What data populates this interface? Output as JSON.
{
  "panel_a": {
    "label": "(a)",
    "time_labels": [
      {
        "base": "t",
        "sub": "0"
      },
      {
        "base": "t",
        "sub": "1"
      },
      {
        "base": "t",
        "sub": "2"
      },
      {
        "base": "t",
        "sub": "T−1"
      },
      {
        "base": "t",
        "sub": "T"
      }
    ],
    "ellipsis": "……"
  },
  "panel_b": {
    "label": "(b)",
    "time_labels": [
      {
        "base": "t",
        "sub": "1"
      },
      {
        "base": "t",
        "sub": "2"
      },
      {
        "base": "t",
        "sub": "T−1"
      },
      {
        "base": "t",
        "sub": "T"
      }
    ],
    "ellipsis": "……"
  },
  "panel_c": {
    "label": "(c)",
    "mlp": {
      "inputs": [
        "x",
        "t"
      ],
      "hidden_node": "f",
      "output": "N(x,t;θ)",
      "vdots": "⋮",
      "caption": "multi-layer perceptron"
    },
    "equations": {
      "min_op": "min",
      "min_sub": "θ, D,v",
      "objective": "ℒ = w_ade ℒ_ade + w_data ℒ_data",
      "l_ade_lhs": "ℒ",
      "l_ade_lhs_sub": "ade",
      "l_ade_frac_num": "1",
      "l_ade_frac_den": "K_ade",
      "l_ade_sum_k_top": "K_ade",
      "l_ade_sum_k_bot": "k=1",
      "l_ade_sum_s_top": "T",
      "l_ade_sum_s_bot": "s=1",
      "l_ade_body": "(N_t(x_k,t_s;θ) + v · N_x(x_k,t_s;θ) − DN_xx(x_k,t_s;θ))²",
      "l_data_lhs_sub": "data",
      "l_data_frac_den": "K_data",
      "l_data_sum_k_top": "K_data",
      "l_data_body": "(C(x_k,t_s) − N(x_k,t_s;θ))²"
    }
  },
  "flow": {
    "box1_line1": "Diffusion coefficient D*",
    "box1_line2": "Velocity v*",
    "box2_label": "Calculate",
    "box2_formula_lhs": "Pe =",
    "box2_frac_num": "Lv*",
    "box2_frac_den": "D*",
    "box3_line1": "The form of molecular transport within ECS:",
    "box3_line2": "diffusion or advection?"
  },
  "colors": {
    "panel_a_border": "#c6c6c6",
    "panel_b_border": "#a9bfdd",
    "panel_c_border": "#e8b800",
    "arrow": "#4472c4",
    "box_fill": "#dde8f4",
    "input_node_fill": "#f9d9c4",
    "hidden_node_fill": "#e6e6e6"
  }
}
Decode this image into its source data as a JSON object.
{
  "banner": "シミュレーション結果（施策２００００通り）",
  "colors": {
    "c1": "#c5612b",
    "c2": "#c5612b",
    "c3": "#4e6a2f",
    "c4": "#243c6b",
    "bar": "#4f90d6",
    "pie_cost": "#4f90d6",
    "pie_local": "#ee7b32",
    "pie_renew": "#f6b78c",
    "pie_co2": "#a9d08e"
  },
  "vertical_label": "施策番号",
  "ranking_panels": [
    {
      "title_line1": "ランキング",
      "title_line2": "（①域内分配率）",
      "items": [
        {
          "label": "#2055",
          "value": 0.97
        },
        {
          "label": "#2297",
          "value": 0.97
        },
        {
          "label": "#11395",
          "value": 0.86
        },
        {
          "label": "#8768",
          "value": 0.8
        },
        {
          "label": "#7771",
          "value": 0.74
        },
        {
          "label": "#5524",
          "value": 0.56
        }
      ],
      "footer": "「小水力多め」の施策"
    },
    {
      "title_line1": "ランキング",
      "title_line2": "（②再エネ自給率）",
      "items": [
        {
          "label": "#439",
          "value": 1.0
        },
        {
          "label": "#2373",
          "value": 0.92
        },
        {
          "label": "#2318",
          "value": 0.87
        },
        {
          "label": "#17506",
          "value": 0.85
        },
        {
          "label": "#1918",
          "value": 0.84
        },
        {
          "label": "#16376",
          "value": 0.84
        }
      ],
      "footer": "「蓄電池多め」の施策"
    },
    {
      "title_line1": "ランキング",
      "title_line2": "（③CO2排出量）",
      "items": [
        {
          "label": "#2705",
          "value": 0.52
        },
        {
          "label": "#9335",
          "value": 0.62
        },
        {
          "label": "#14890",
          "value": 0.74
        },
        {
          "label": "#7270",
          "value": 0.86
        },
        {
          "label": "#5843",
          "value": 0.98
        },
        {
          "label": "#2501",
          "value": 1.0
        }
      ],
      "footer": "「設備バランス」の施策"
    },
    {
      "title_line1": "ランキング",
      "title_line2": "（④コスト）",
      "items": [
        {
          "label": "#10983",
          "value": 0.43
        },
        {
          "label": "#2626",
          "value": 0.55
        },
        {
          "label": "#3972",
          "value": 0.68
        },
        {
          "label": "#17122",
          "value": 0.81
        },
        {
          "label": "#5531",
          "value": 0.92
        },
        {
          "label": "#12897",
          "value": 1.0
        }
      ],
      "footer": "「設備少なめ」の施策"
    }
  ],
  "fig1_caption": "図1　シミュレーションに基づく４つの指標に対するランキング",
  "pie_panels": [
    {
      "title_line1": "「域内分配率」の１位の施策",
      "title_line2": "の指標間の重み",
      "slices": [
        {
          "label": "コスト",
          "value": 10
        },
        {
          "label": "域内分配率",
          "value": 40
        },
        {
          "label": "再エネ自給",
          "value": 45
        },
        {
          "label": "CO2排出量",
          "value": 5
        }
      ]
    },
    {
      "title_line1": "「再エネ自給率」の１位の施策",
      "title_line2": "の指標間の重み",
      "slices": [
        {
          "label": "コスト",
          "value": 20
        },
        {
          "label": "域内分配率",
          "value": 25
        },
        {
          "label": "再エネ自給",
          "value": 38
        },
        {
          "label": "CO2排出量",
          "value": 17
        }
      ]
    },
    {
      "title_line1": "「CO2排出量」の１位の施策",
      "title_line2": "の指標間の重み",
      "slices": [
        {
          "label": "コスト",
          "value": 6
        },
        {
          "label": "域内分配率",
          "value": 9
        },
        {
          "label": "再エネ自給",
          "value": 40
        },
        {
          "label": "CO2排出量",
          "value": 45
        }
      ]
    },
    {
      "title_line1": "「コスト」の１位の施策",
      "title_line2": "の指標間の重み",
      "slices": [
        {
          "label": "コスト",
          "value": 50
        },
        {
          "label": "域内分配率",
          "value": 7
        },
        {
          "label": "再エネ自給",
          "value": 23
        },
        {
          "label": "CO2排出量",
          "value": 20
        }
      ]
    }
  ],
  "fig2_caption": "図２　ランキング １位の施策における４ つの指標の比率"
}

+ + + + + + +

OBJECTIVE –
Your task is to quote all of the data word for word.

FINAL RESULT –
What data populates this interface? Output as JSON.
{
  "panel_a": {
    "label": "(a)",
    "time_labels": [
      {
        "base": "t",
        "sub": "0"
      },
      {
        "base": "t",
        "sub": "1"
      },
      {
        "base": "t",
        "sub": "2"
      },
      {
        "base": "t",
        "sub": "T−1"
      },
      {
        "base": "t",
        "sub": "T"
      }
    ],
    "ellipsis": "……"
  },
  "panel_b": {
    "label": "(b)",
    "time_labels": [
      {
        "base": "t",
        "sub": "1"
      },
      {
        "base": "t",
        "sub": "2"
      },
      {
        "base": "t",
        "sub": "T−1"
      },
      {
        "base": "t",
        "sub": "T"
      }
    ],
    "ellipsis": "……"
  },
  "panel_c": {
    "label": "(c)",
    "mlp": {
      "inputs": [
        "x",
        "t"
      ],
      "hidden_node": "f",
      "output": "N(x,t;θ)",
      "vdots": "⋮",
      "caption": "multi-layer perceptron"
    },
    "equations": {
      "min_op": "min",
      "min_sub": "θ, D,v",
      "objective": "ℒ = w_ade ℒ_ade + w_data ℒ_data",
      "l_ade_lhs": "ℒ",
      "l_ade_lhs_sub": "ade",
      "l_ade_frac_num": "1",
      "l_ade_frac_den": "K_ade",
      "l_ade_sum_k_top": "K_ade",
      "l_ade_sum_k_bot": "k=1",
      "l_ade_sum_s_top": "T",
      "l_ade_sum_s_bot": "s=1",
      "l_ade_body": "(N_t(x_k,t_s;θ) + v · N_x(x_k,t_s;θ) − DN_xx(x_k,t_s;θ))²",
      "l_data_lhs_sub": "data",
      "l_data_frac_den": "K_data",
      "l_data_sum_k_top": "K_data",
      "l_data_body": "(C(x_k,t_s) − N(x_k,t_s;θ))²"
    }
  },
  "flow": {
    "box1_line1": "Diffusion coefficient D*",
    "box1_line2": "Velocity v*",
    "box2_label": "Calculate",
    "box2_formula_lhs": "Pe =",
    "box2_frac_num": "Lv*",
    "box2_frac_den": "D*",
    "box3_line1": "The form of molecular transport within ECS:",
    "box3_line2": "diffusion or advection?"
  },
  "colors": {
    "panel_a_border": "#c6c6c6",
    "panel_b_border": "#a9bfdd",
    "panel_c_border": "#e8b800",
    "arrow": "#4472c4",
    "box_fill": "#dde8f4",
    "input_node_fill": "#f9d9c4",
    "hidden_node_fill": "#e6e6e6"
  }
}
Decode this image into its source data as a JSON object.
{
  "banner": "シミュレーション結果（施策２００００通り）",
  "colors": {
    "c1": "#c5612b",
    "c2": "#c5612b",
    "c3": "#4e6a2f",
    "c4": "#243c6b",
    "bar": "#4f90d6",
    "pie_cost": "#4f90d6",
    "pie_local": "#ee7b32",
    "pie_renew": "#f6b78c",
    "pie_co2": "#a9d08e"
  },
  "vertical_label": "施策番号",
  "ranking_panels": [
    {
      "title_line1": "ランキング",
      "title_line2": "（①域内分配率）",
      "items": [
        {
          "label": "#2055",
          "value": 0.97
        },
        {
          "label": "#2297",
          "value": 0.97
        },
        {
          "label": "#11395",
          "value": 0.86
        },
        {
          "label": "#8768",
          "value": 0.8
        },
        {
          "label": "#7771",
          "value": 0.74
        },
        {
          "label": "#5524",
          "value": 0.56
        }
      ],
      "footer": "「小水力多め」の施策"
    },
    {
      "title_line1": "ランキング",
      "title_line2": "（②再エネ自給率）",
      "items": [
        {
          "label": "#439",
          "value": 1.0
        },
        {
          "label": "#2373",
          "value": 0.92
        },
        {
          "label": "#2318",
          "value": 0.87
        },
        {
          "label": "#17506",
          "value": 0.85
        },
        {
          "label": "#1918",
          "value": 0.84
        },
        {
          "label": "#16376",
          "value": 0.84
        }
      ],
      "footer": "「蓄電池多め」の施策"
    },
    {
      "title_line1": "ランキング",
      "title_line2": "（③CO2排出量）",
      "items": [
        {
          "label": "#2705",
          "value": 0.52
        },
        {
          "label": "#9335",
          "value": 0.62
        },
        {
          "label": "#14890",
          "value": 0.74
        },
        {
          "label": "#7270",
          "value": 0.86
        },
        {
          "label": "#5843",
          "value": 0.98
        },
        {
          "label": "#2501",
          "value": 1.0
        }
      ],
      "footer": "「設備バランス」の施策"
    },
    {
      "title_line1": "ランキング",
      "title_line2": "（④コスト）",
      "items": [
        {
          "label": "#10983",
          "value": 0.43
        },
        {
          "label": "#2626",
          "value": 0.55
        },
        {
          "label": "#3972",
          "value": 0.68
        },
        {
          "label": "#17122",
          "value": 0.81
        },
        {
          "label": "#5531",
          "value": 0.92
        },
        {
          "label": "#12897",
          "value": 1.0
        }
      ],
      "footer": "「設備少なめ」の施策"
    }
  ],
  "fig1_caption": "図1　シミュレーションに基づく４つの指標に対するランキング",
  "pie_panels": [
    {
      "title_line1": "「域内分配率」の１位の施策",
      "title_line2": "の指標間の重み",
      "slices": [
        {
          "label": "コスト",
          "value": 10
        },
        {
          "label": "域内分配率",
          "value": 40
        },
        {
          "label": "再エネ自給",
          "value": 45
        },
        {
          "label": "CO2排出量",
          "value": 5
        }
      ]
    },
    {
      "title_line1": "「再エネ自給率」の１位の施策",
      "title_line2": "の指標間の重み",
      "slices": [
        {
          "label": "コスト",
          "value": 20
        },
        {
          "label": "域内分配率",
          "value": 25
        },
        {
          "label": "再エネ自給",
          "value": 38
        },
        {
          "label": "CO2排出量",
          "value": 17
        }
      ]
    },
    {
      "title_line1": "「CO2排出量」の１位の施策",
      "title_line2": "の指標間の重み",
      "slices": [
        {
          "label": "コスト",
          "value": 6
        },
        {
          "label": "域内分配率",
          "value": 9
        },
        {
          "label": "再エネ自給",
          "value": 40
        },
        {
          "label": "CO2排出量",
          "value": 45
        }
      ]
    },
    {
      "title_line1": "「コスト」の１位の施策",
      "title_line2": "の指標間の重み",
      "slices": [
        {
          "label": "コスト",
          "value": 50
        },
        {
          "label": "域内分配率",
          "value": 7
        },
        {
          "label": "再エネ自給",
          "value": 23
        },
        {
          "label": "CO2排出量",
          "value": 20
        }
      ]
    }
  ],
  "fig2_caption": "図２　ランキング １位の施策における４ つの指標の比率"
}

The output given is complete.